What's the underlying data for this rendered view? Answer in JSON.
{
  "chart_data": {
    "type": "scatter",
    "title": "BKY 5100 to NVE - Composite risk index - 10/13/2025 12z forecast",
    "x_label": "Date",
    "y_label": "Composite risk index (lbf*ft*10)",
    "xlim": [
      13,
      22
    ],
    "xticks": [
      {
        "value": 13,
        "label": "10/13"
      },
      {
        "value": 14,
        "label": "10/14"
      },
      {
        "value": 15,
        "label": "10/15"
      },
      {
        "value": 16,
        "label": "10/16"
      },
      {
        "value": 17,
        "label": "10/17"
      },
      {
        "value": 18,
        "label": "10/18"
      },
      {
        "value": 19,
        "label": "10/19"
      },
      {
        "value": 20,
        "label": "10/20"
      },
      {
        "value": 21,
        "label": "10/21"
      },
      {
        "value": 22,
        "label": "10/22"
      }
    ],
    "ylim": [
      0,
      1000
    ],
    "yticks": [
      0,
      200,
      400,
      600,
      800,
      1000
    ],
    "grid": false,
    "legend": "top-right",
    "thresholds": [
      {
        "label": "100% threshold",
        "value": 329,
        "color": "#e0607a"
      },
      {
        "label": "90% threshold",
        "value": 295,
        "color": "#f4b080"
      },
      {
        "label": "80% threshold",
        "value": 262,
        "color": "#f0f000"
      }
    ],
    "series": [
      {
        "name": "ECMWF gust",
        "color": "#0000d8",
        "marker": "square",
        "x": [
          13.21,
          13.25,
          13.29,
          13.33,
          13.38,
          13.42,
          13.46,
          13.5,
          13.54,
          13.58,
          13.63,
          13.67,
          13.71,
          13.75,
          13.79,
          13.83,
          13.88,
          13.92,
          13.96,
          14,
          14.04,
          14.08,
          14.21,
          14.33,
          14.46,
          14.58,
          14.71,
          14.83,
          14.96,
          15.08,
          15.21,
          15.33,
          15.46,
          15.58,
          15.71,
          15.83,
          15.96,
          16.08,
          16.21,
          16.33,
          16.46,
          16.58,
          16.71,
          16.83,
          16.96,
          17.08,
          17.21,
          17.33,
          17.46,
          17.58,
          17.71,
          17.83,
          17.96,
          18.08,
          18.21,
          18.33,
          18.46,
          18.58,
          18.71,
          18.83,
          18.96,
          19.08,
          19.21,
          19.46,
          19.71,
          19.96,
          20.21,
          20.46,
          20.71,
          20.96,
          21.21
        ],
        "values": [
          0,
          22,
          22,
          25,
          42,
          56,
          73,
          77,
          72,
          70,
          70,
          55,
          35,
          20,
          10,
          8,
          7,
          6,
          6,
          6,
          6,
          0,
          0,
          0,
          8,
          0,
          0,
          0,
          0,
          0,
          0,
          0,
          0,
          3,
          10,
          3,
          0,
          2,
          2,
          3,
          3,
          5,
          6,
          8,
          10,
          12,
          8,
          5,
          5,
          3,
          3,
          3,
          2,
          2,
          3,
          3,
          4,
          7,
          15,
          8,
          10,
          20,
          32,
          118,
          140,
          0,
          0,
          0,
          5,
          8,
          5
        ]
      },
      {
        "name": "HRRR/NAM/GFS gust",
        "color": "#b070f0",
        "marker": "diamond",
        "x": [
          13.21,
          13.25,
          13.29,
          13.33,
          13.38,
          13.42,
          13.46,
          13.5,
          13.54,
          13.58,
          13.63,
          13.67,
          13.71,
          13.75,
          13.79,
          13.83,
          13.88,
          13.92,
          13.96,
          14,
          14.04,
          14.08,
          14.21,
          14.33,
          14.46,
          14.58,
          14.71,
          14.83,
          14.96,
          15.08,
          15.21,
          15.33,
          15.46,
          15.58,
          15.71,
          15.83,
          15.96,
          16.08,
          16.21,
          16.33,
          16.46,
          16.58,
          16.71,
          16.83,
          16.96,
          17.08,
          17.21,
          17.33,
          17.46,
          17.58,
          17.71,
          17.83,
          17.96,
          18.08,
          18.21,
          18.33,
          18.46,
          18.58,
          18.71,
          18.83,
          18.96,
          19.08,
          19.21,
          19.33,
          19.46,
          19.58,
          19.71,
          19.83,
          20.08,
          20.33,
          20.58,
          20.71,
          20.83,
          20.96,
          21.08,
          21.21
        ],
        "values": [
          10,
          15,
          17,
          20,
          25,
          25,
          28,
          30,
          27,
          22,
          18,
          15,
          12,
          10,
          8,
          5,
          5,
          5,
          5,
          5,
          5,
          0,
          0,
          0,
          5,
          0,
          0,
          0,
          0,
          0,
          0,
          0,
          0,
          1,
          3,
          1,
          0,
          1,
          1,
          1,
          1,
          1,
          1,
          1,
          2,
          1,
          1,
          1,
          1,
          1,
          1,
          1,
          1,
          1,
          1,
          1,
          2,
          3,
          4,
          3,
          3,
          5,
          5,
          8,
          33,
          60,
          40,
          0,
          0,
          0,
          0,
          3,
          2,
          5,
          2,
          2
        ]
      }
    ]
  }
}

+++

- _Written problem_
Type the material above out again, exactly.

- _Output_
What's the underlying data for this rendered view? Answer in JSON.
{
  "chart_data": {
    "type": "scatter",
    "title": "BKY 5100 to NVE - Composite risk index - 10/13/2025 12z forecast",
    "x_label": "Date",
    "y_label": "Composite risk index (lbf*ft*10)",
    "xlim": [
      13,
      22
    ],
    "xticks": [
      {
        "value": 13,
        "label": "10/13"
      },
      {
        "value": 14,
        "label": "10/14"
      },
      {
        "value": 15,
        "label": "10/15"
      },
      {
        "value": 16,
        "label": "10/16"
      },
      {
        "value": 17,
        "label": "10/17"
      },
      {
        "value": 18,
        "label": "10/18"
      },
      {
        "value": 19,
        "label": "10/19"
      },
      {
        "value": 20,
        "label": "10/20"
      },
      {
        "value": 21,
        "label": "10/21"
      },
      {
        "value": 22,
        "label": "10/22"
      }
    ],
    "ylim": [
      0,
      1000
    ],
    "yticks": [
      0,
      200,
      400,
      600,
      800,
      1000
    ],
    "grid": false,
    "legend": "top-right",
    "thresholds": [
      {
        "label": "100% threshold",
        "value": 329,
        "color": "#e0607a"
      },
      {
        "label": "90% threshold",
        "value": 295,
        "color": "#f4b080"
      },
      {
        "label": "80% threshold",
        "value": 262,
        "color": "#f0f000"
      }
    ],
    "series": [
      {
        "name": "ECMWF gust",
        "color": "#0000d8",
        "marker": "square",
        "x": [
          13.21,
          13.25,
          13.29,
          13.33,
          13.38,
          13.42,
          13.46,
          13.5,
          13.54,
          13.58,
          13.63,
          13.67,
          13.71,
          13.75,
          13.79,
          13.83,
          13.88,
          13.92,
          13.96,
          14,
          14.04,
          14.08,
          14.21,
          14.33,
          14.46,
          14.58,
          14.71,
          14.83,
          14.96,
          15.08,
          15.21,
          15.33,
          15.46,
          15.58,
          15.71,
          15.83,
          15.96,
          16.08,
          16.21,
          16.33,
          16.46,
          16.58,
          16.71,
          16.83,
          16.96,
          17.08,
          17.21,
          17.33,
          17.46,
          17.58,
          17.71,
          17.83,
          17.96,
          18.08,
          18.21,
          18.33,
          18.46,
          18.58,
          18.71,
          18.83,
          18.96,
          19.08,
          19.21,
          19.46,
          19.71,
          19.96,
          20.21,
          20.46,
          20.71,
          20.96,
          21.21
        ],
        "values": [
          0,
          22,
          22,
          25,
          42,
          56,
          73,
          77,
          72,
          70,
          70,
          55,
          35,
          20,
          10,
          8,
          7,
          6,
          6,
          6,
          6,
          0,
          0,
          0,
          8,
          0,
          0,
          0,
          0,
          0,
          0,
          0,
          0,
          3,
          10,
          3,
          0,
          2,
          2,
          3,
          3,
          5,
          6,
          8,
          10,
          12,
          8,
          5,
          5,
          3,
          3,
          3,
          2,
          2,
          3,
          3,
          4,
          7,
          15,
          8,
          10,
          20,
          32,
          118,
          140,
          0,
          0,
          0,
          5,
          8,
          5
        ]
      },
      {
        "name": "HRRR/NAM/GFS gust",
        "color": "#b070f0",
        "marker": "diamond",
        "x": [
          13.21,
          13.25,
          13.29,
          13.33,
          13.38,
          13.42,
          13.46,
          13.5,
          13.54,
          13.58,
          13.63,
          13.67,
          13.71,
          13.75,
          13.79,
          13.83,
          13.88,
          13.92,
          13.96,
          14,
          14.04,
          14.08,
          14.21,
          14.33,
          14.46,
          14.58,
          14.71,
          14.83,
          14.96,
          15.08,
          15.21,
          15.33,
          15.46,
          15.58,
          15.71,
          15.83,
          15.96,
          16.08,
          16.21,
          16.33,
          16.46,
          16.58,
          16.71,
          16.83,
          16.96,
          17.08,
          17.21,
          17.33,
          17.46,
          17.58,
          17.71,
          17.83,
          17.96,
          18.08,
          18.21,
          18.33,
          18.46,
          18.58,
          18.71,
          18.83,
          18.96,
          19.08,
          19.21,
          19.33,
          19.46,
          19.58,
          19.71,
          19.83,
          20.08,
          20.33,
          20.58,
          20.71,
          20.83,
          20.96,
          21.08,
          21.21
        ],
        "values": [
          10,
          15,
          17,
          20,
          25,
          25,
          28,
          30,
          27,
          22,
          18,
          15,
          12,
          10,
          8,
          5,
          5,
          5,
          5,
          5,
          5,
          0,
          0,
          0,
          5,
          0,
          0,
          0,
          0,
          0,
          0,
          0,
          0,
          1,
          3,
          1,
          0,
          1,
          1,
          1,
          1,
          1,
          1,
          1,
          2,
          1,
          1,
          1,
          1,
          1,
          1,
          1,
          1,
          1,
          1,
          1,
          2,
          3,
          4,
          3,
          3,
          5,
          5,
          8,
          33,
          60,
          40,
          0,
          0,
          0,
          0,
          3,
          2,
          5,
          2,
          2
        ]
      }
    ]
  }
}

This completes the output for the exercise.